Written instruction:
Write out each line word for word. Drop pictures.

Rows from a dataset
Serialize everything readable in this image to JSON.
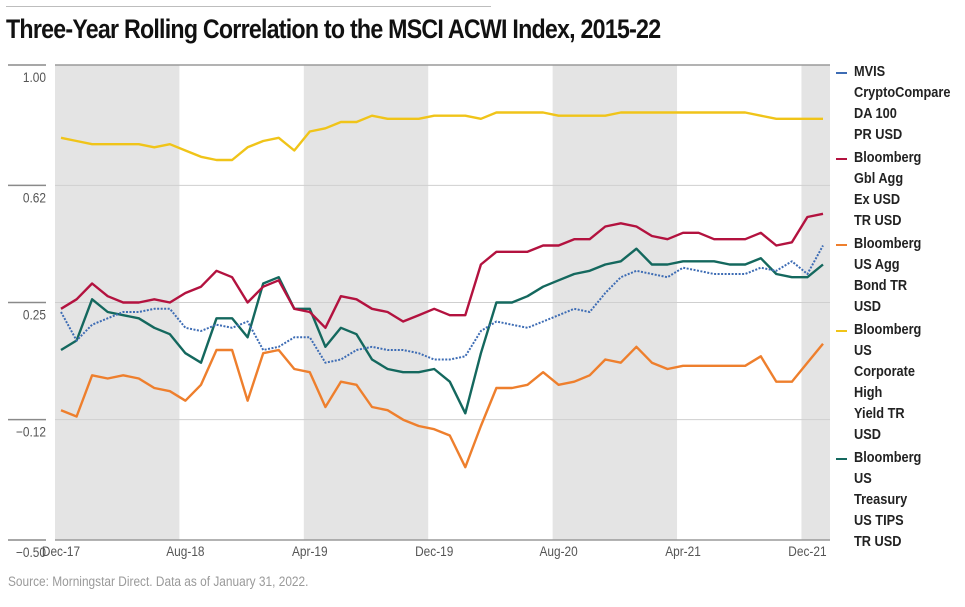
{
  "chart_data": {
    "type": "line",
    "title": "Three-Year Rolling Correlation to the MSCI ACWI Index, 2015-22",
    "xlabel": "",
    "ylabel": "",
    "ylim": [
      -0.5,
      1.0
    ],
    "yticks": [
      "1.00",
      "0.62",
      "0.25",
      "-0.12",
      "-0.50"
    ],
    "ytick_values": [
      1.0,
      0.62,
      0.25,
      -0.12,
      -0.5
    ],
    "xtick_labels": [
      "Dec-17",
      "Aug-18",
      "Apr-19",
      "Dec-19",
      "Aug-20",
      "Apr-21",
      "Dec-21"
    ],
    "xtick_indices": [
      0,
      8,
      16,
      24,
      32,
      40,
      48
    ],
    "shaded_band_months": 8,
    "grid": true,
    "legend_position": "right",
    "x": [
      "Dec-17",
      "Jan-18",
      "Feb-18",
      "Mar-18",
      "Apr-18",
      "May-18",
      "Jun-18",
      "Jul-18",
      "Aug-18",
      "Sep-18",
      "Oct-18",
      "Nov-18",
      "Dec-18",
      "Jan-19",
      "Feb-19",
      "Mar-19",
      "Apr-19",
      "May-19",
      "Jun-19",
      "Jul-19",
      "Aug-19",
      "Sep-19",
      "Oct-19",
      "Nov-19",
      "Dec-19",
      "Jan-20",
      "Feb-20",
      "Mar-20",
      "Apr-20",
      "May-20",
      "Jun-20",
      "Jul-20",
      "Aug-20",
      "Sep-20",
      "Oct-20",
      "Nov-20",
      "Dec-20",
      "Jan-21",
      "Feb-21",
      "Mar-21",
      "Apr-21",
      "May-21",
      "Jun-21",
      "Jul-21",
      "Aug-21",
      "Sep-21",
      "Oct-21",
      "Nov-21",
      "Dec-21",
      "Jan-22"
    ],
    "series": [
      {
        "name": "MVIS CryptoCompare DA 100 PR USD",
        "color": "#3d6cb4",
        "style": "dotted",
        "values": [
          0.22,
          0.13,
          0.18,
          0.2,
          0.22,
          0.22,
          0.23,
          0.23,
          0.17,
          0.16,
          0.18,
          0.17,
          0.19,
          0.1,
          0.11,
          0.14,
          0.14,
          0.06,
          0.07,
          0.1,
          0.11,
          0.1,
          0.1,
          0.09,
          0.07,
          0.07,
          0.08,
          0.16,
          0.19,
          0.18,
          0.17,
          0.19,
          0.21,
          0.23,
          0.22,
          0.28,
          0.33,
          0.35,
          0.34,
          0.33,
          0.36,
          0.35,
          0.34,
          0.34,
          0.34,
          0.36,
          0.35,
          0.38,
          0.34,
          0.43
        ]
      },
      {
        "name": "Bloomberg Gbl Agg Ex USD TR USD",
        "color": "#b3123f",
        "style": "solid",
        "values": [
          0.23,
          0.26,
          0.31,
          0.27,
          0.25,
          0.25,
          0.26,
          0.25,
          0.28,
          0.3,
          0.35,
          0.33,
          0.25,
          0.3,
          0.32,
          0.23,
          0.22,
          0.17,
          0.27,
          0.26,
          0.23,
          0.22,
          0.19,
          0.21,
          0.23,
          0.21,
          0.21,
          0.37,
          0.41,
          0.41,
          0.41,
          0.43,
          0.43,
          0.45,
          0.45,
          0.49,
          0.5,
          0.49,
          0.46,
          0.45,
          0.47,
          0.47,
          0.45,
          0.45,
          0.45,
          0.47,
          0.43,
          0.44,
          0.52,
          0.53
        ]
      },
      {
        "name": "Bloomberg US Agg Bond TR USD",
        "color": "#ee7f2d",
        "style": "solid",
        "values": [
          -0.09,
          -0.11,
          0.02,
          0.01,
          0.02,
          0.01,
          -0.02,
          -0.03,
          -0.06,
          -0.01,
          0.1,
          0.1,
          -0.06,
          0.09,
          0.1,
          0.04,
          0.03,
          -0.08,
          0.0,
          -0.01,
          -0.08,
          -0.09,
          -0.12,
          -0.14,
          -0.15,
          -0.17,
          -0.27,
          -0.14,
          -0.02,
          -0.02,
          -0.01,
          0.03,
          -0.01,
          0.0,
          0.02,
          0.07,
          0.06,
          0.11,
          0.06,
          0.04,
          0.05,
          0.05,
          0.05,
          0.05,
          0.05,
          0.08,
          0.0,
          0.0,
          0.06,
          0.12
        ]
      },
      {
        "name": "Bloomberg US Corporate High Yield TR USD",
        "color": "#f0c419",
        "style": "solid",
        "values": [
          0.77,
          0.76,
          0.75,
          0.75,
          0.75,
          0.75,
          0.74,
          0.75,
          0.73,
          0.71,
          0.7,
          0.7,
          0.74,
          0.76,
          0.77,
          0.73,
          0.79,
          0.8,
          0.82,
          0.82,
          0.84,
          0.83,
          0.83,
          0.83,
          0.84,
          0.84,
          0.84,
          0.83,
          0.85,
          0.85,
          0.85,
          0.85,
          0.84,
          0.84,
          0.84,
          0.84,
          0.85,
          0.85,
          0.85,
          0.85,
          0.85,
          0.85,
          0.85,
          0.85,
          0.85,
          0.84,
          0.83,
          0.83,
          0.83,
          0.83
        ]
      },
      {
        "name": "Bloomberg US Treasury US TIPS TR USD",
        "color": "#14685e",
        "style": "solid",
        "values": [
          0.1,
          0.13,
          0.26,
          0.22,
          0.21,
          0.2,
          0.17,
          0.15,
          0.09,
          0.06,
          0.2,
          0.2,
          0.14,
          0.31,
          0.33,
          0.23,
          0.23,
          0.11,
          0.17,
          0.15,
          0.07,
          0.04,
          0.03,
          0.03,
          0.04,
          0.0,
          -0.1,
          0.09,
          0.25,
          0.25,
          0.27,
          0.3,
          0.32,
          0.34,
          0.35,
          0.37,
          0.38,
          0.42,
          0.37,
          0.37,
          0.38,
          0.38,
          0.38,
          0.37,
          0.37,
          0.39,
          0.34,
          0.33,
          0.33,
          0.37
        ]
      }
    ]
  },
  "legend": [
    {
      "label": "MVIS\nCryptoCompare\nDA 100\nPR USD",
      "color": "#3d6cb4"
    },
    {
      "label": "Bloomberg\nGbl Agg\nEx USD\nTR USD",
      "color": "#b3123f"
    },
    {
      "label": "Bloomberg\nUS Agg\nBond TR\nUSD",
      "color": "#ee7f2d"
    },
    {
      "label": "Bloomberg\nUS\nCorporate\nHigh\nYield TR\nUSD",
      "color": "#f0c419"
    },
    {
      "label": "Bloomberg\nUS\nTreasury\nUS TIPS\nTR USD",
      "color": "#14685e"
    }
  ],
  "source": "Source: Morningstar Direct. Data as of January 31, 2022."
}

Solution for this problem:
Serialize everything readable in this image to JSON.
{
  "chart_data": {
    "type": "line",
    "title": "Three-Year Rolling Correlation to the MSCI ACWI Index, 2015-22",
    "xlabel": "",
    "ylabel": "",
    "ylim": [
      -0.5,
      1.0
    ],
    "yticks": [
      "1.00",
      "0.62",
      "0.25",
      "-0.12",
      "-0.50"
    ],
    "ytick_values": [
      1.0,
      0.62,
      0.25,
      -0.12,
      -0.5
    ],
    "xtick_labels": [
      "Dec-17",
      "Aug-18",
      "Apr-19",
      "Dec-19",
      "Aug-20",
      "Apr-21",
      "Dec-21"
    ],
    "xtick_indices": [
      0,
      8,
      16,
      24,
      32,
      40,
      48
    ],
    "shaded_band_months": 8,
    "grid": true,
    "legend_position": "right",
    "x": [
      "Dec-17",
      "Jan-18",
      "Feb-18",
      "Mar-18",
      "Apr-18",
      "May-18",
      "Jun-18",
      "Jul-18",
      "Aug-18",
      "Sep-18",
      "Oct-18",
      "Nov-18",
      "Dec-18",
      "Jan-19",
      "Feb-19",
      "Mar-19",
      "Apr-19",
      "May-19",
      "Jun-19",
      "Jul-19",
      "Aug-19",
      "Sep-19",
      "Oct-19",
      "Nov-19",
      "Dec-19",
      "Jan-20",
      "Feb-20",
      "Mar-20",
      "Apr-20",
      "May-20",
      "Jun-20",
      "Jul-20",
      "Aug-20",
      "Sep-20",
      "Oct-20",
      "Nov-20",
      "Dec-20",
      "Jan-21",
      "Feb-21",
      "Mar-21",
      "Apr-21",
      "May-21",
      "Jun-21",
      "Jul-21",
      "Aug-21",
      "Sep-21",
      "Oct-21",
      "Nov-21",
      "Dec-21",
      "Jan-22"
    ],
    "series": [
      {
        "name": "MVIS CryptoCompare DA 100 PR USD",
        "color": "#3d6cb4",
        "style": "dotted",
        "values": [
          0.22,
          0.13,
          0.18,
          0.2,
          0.22,
          0.22,
          0.23,
          0.23,
          0.17,
          0.16,
          0.18,
          0.17,
          0.19,
          0.1,
          0.11,
          0.14,
          0.14,
          0.06,
          0.07,
          0.1,
          0.11,
          0.1,
          0.1,
          0.09,
          0.07,
          0.07,
          0.08,
          0.16,
          0.19,
          0.18,
          0.17,
          0.19,
          0.21,
          0.23,
          0.22,
          0.28,
          0.33,
          0.35,
          0.34,
          0.33,
          0.36,
          0.35,
          0.34,
          0.34,
          0.34,
          0.36,
          0.35,
          0.38,
          0.34,
          0.43
        ]
      },
      {
        "name": "Bloomberg Gbl Agg Ex USD TR USD",
        "color": "#b3123f",
        "style": "solid",
        "values": [
          0.23,
          0.26,
          0.31,
          0.27,
          0.25,
          0.25,
          0.26,
          0.25,
          0.28,
          0.3,
          0.35,
          0.33,
          0.25,
          0.3,
          0.32,
          0.23,
          0.22,
          0.17,
          0.27,
          0.26,
          0.23,
          0.22,
          0.19,
          0.21,
          0.23,
          0.21,
          0.21,
          0.37,
          0.41,
          0.41,
          0.41,
          0.43,
          0.43,
          0.45,
          0.45,
          0.49,
          0.5,
          0.49,
          0.46,
          0.45,
          0.47,
          0.47,
          0.45,
          0.45,
          0.45,
          0.47,
          0.43,
          0.44,
          0.52,
          0.53
        ]
      },
      {
        "name": "Bloomberg US Agg Bond TR USD",
        "color": "#ee7f2d",
        "style": "solid",
        "values": [
          -0.09,
          -0.11,
          0.02,
          0.01,
          0.02,
          0.01,
          -0.02,
          -0.03,
          -0.06,
          -0.01,
          0.1,
          0.1,
          -0.06,
          0.09,
          0.1,
          0.04,
          0.03,
          -0.08,
          0.0,
          -0.01,
          -0.08,
          -0.09,
          -0.12,
          -0.14,
          -0.15,
          -0.17,
          -0.27,
          -0.14,
          -0.02,
          -0.02,
          -0.01,
          0.03,
          -0.01,
          0.0,
          0.02,
          0.07,
          0.06,
          0.11,
          0.06,
          0.04,
          0.05,
          0.05,
          0.05,
          0.05,
          0.05,
          0.08,
          0.0,
          0.0,
          0.06,
          0.12
        ]
      },
      {
        "name": "Bloomberg US Corporate High Yield TR USD",
        "color": "#f0c419",
        "style": "solid",
        "values": [
          0.77,
          0.76,
          0.75,
          0.75,
          0.75,
          0.75,
          0.74,
          0.75,
          0.73,
          0.71,
          0.7,
          0.7,
          0.74,
          0.76,
          0.77,
          0.73,
          0.79,
          0.8,
          0.82,
          0.82,
          0.84,
          0.83,
          0.83,
          0.83,
          0.84,
          0.84,
          0.84,
          0.83,
          0.85,
          0.85,
          0.85,
          0.85,
          0.84,
          0.84,
          0.84,
          0.84,
          0.85,
          0.85,
          0.85,
          0.85,
          0.85,
          0.85,
          0.85,
          0.85,
          0.85,
          0.84,
          0.83,
          0.83,
          0.83,
          0.83
        ]
      },
      {
        "name": "Bloomberg US Treasury US TIPS TR USD",
        "color": "#14685e",
        "style": "solid",
        "values": [
          0.1,
          0.13,
          0.26,
          0.22,
          0.21,
          0.2,
          0.17,
          0.15,
          0.09,
          0.06,
          0.2,
          0.2,
          0.14,
          0.31,
          0.33,
          0.23,
          0.23,
          0.11,
          0.17,
          0.15,
          0.07,
          0.04,
          0.03,
          0.03,
          0.04,
          0.0,
          -0.1,
          0.09,
          0.25,
          0.25,
          0.27,
          0.3,
          0.32,
          0.34,
          0.35,
          0.37,
          0.38,
          0.42,
          0.37,
          0.37,
          0.38,
          0.38,
          0.38,
          0.37,
          0.37,
          0.39,
          0.34,
          0.33,
          0.33,
          0.37
        ]
      }
    ]
  },
  "legend": [
    {
      "label": "MVIS\nCryptoCompare\nDA 100\nPR USD",
      "color": "#3d6cb4"
    },
    {
      "label": "Bloomberg\nGbl Agg\nEx USD\nTR USD",
      "color": "#b3123f"
    },
    {
      "label": "Bloomberg\nUS Agg\nBond TR\nUSD",
      "color": "#ee7f2d"
    },
    {
      "label": "Bloomberg\nUS\nCorporate\nHigh\nYield TR\nUSD",
      "color": "#f0c419"
    },
    {
      "label": "Bloomberg\nUS\nTreasury\nUS TIPS\nTR USD",
      "color": "#14685e"
    }
  ],
  "source": "Source: Morningstar Direct. Data as of January 31, 2022."
}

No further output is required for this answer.